__AIM__.
Lines that contain the string "устанавливается" are to be copied; leave out all others.
* Start *
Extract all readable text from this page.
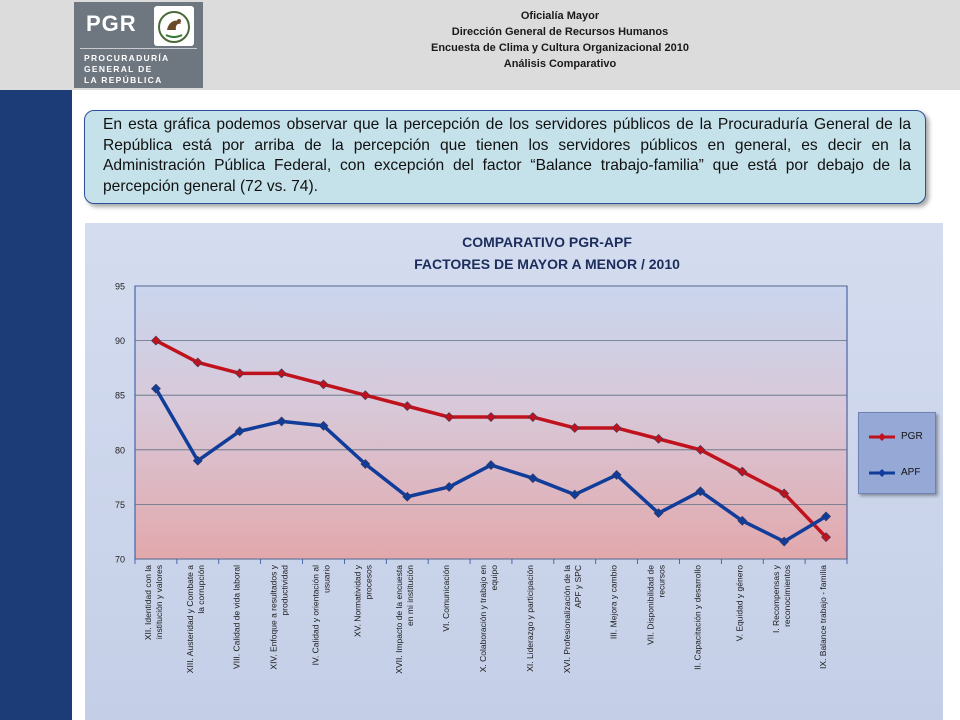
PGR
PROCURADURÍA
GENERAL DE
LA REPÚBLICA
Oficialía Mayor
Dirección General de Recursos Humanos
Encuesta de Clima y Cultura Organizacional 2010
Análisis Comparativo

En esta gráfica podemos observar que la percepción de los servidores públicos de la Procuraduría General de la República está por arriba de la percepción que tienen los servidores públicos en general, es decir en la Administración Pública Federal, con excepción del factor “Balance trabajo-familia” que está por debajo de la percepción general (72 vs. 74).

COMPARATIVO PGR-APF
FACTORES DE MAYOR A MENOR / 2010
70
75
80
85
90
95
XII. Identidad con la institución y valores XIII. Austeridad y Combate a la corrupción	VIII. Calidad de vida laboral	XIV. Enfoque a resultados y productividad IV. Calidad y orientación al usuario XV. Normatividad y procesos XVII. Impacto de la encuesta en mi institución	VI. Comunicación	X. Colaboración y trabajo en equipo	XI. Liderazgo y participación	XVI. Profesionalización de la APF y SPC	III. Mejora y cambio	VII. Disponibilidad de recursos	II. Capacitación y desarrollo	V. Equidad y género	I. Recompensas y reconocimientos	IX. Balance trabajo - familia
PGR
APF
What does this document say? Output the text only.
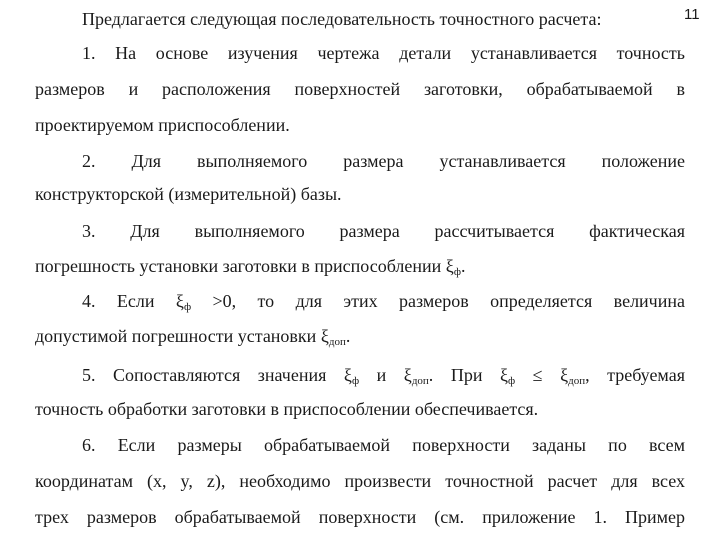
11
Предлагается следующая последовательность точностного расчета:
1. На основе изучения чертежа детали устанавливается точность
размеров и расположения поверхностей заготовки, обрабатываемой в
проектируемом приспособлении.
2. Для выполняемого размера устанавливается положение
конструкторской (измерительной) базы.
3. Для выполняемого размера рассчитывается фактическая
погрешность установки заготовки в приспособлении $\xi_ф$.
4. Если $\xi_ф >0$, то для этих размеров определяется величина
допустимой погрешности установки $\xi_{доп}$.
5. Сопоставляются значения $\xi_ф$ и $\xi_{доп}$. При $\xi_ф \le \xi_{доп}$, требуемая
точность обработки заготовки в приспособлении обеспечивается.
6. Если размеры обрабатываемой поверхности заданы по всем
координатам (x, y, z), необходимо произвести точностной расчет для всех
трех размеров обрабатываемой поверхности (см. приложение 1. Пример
* End *
__EXERCISE RESULT__.
1. На основе изучения чертежа детали устанавливается точность
2. Для выполняемого размера устанавливается положение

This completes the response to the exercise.